**Source:**
Students pitch in for new ALC facility
Students and staff from the Southern Minnesota Education Consortium along with students and staff from Grand Meadow High School were busy at work Friday, clearing brush and tidying up a plot of land alongside Interstate 90 and Highway 56.
That plot of land, surrounded on two sides by trees, will be the future home of SMEC’s new Alternative Learning Center and the prime hunk of real estate will offer some unique opportunities for the students there.
“We needed a more central location,” said Dan Armagost, director of special education for SMEC. “We also didn’t have Level 4 program space.”
SMEC consists of students from seven different school districts along the Interstate 90 corridor and includes Alden-Conger, Glenville-Emmons, Grand Meadow, Kingsland, LeRoy-Ostrander, Lyle and Southland.
Currently, the school houses students taking part in three different levels of schooling ranging from Level 1 students, who receive a majority of their education in a regular classroom, to Level 2 students, who receive special education and services in a resource room, all the way through Level 3, which includes students who receive special education in a separate class.
What’s missing is Level 4, set aside for students who receive special education in a school that is separate from a public school setting.
That’s where this new facility will come into play, allowing for that education to happen.

**Material:**

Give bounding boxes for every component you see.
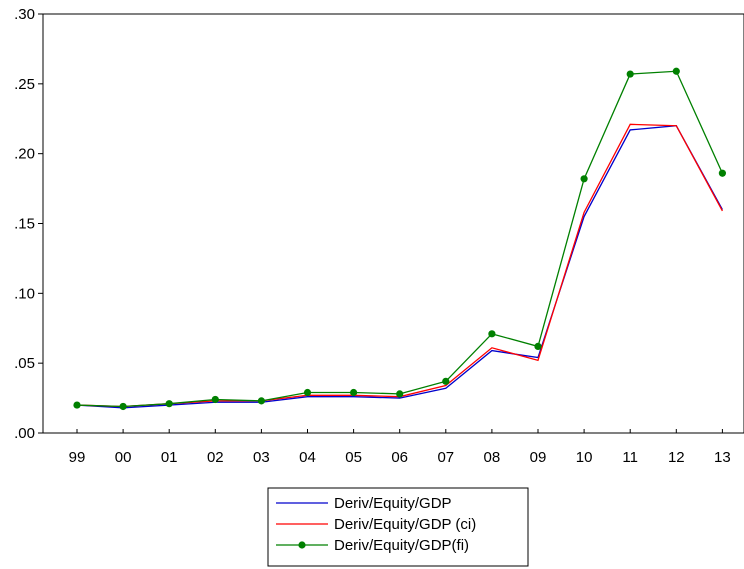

**Written instruction:** From the article above about students clearing land for the new ALC facility, return the passage that begins at the words "Currently, the school" and ends after the words "public school setting.", copied word for word.

**Result of the exercise:**
Currently, the school houses students taking part in three different levels of schooling ranging from Level 1 students, who receive a majority of their education in a regular classroom, to Level 2 students, who receive special education and services in a resource room, all the way through Level 3, which includes students who receive special education in a separate class.
What’s missing is Level 4, set aside for students who receive special education in a school that is separate from a public school setting.